## CHALLENGE
Reproduce each line that includes the word "podoby".

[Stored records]
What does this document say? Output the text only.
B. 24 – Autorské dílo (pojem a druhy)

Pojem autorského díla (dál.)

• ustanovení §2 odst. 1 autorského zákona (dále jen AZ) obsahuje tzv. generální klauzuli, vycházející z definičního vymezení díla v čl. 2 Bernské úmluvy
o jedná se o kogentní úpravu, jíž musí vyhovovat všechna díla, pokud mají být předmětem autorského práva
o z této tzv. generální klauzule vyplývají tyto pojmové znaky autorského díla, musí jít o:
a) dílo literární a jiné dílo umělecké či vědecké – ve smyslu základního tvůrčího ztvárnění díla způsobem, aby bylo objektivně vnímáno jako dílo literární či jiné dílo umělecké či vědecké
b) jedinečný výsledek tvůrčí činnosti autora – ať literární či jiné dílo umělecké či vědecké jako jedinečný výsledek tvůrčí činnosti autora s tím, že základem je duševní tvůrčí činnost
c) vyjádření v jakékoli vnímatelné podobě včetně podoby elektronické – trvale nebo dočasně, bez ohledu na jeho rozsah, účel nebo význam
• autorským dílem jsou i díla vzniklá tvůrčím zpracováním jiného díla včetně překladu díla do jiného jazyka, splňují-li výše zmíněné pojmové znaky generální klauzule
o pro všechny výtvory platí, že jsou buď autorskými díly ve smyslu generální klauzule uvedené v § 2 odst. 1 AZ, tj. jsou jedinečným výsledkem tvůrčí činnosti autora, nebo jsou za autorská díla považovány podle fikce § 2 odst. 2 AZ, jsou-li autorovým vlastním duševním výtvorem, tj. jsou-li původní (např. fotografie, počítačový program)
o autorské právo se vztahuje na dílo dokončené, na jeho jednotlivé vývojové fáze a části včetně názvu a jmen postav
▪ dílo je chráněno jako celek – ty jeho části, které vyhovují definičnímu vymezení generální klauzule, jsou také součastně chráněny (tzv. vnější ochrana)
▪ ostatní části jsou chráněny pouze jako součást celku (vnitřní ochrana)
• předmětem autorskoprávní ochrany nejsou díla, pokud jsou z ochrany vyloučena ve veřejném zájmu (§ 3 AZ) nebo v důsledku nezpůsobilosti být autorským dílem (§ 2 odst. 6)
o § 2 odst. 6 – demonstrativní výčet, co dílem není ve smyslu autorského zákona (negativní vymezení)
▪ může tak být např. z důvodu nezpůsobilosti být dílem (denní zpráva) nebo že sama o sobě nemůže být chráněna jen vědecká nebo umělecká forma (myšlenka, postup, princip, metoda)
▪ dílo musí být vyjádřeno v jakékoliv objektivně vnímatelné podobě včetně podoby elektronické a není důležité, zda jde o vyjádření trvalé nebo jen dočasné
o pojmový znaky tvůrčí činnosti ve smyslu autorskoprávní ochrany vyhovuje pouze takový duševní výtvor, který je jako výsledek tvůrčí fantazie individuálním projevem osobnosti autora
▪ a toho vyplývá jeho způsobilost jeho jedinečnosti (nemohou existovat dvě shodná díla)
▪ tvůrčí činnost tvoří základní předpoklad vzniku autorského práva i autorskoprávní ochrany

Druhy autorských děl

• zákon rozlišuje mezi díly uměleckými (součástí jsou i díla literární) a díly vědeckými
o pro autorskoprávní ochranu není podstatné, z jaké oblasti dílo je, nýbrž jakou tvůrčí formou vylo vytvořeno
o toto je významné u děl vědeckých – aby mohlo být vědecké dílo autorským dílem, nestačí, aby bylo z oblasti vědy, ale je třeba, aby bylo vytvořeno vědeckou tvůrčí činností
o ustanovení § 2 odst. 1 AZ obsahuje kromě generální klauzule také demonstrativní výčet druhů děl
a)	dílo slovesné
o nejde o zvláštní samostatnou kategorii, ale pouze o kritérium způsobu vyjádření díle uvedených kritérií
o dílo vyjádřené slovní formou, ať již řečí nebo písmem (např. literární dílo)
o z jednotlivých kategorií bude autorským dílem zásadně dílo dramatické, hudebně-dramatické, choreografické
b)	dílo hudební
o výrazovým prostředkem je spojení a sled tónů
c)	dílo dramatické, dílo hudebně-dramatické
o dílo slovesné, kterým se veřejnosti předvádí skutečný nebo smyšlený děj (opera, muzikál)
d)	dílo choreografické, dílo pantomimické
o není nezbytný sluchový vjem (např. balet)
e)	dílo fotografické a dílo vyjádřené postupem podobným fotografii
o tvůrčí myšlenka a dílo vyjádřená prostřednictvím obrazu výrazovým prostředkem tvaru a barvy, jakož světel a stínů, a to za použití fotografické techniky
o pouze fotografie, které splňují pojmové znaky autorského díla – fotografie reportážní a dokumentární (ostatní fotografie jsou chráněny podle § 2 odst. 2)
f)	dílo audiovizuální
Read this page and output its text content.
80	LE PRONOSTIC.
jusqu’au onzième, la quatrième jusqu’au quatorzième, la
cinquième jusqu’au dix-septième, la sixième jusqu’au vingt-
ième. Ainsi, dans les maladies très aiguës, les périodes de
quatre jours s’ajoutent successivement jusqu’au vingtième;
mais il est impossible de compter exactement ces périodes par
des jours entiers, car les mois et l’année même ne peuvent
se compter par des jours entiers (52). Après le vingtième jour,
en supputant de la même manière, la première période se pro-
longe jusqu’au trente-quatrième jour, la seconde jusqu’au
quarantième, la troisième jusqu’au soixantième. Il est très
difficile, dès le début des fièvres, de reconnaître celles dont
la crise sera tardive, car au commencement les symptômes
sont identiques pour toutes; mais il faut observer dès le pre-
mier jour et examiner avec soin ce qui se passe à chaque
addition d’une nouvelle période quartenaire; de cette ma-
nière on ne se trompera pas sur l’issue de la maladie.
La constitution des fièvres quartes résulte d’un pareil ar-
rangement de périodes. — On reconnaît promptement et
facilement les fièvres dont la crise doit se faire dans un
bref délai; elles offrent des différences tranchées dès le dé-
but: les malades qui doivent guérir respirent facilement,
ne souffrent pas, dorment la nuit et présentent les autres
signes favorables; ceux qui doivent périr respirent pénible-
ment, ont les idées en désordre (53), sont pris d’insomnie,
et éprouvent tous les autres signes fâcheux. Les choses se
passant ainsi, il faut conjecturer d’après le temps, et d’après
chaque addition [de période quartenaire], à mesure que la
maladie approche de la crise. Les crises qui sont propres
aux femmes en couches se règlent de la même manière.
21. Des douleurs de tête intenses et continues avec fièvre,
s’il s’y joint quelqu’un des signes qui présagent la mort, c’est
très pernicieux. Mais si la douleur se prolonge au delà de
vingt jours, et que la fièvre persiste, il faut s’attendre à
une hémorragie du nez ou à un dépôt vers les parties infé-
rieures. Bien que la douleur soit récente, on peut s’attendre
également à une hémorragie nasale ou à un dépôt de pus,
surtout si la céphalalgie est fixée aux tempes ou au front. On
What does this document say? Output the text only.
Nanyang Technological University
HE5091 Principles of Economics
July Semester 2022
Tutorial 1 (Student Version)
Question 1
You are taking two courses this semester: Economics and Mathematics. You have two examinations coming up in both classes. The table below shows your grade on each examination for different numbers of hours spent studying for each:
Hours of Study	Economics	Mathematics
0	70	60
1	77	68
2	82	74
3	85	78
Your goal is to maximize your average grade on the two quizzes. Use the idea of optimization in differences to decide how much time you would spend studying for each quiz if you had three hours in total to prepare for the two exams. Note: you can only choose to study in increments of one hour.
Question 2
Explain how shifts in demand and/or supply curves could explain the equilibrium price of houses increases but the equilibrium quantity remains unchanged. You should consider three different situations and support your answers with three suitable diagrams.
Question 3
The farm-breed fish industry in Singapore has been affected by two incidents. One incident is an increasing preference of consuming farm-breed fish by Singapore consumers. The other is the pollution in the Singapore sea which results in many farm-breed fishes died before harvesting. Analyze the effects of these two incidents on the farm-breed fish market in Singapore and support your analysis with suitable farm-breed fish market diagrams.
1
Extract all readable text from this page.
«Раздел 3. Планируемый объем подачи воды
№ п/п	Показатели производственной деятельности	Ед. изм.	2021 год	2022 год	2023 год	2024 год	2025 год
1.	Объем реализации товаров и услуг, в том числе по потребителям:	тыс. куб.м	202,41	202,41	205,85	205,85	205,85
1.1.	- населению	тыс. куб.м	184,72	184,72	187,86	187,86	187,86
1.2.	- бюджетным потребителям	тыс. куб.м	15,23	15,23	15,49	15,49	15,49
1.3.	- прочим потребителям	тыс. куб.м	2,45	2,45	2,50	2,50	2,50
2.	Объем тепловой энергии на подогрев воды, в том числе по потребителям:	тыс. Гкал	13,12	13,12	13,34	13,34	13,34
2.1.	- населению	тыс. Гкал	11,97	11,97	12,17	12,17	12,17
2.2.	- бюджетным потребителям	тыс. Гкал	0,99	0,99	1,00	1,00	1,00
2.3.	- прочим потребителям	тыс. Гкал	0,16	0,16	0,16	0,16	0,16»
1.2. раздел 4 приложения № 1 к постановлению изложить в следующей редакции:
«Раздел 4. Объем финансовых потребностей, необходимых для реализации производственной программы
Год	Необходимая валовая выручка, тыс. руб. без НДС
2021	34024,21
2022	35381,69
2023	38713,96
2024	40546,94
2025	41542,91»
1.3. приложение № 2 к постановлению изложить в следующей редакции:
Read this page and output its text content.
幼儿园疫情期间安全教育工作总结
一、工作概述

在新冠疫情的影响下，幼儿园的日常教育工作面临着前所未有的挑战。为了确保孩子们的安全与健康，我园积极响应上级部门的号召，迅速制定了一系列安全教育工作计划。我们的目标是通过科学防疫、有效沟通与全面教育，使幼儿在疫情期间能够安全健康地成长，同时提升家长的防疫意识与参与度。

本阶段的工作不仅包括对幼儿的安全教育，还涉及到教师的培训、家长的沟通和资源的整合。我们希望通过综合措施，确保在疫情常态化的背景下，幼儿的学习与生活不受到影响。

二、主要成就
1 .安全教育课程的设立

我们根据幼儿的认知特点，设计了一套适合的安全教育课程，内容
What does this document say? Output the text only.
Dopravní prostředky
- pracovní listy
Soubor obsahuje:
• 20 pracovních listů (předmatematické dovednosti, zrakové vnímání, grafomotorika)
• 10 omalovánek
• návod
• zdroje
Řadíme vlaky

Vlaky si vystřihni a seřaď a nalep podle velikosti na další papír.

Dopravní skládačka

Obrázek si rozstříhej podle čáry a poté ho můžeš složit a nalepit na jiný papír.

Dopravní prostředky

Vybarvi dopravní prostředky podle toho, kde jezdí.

## ANSWER TO THIS TASK
c) vyjádření v jakékoli vnímatelné podobě včetně podoby elektronické – trvale nebo dočasně, bez ohledu na jeho rozsah, účel nebo význam
▪ dílo musí být vyjádřeno v jakékoliv objektivně vnímatelné podobě včetně podoby elektronické a není důležité, zda jde o vyjádření trvalé nebo jen dočasné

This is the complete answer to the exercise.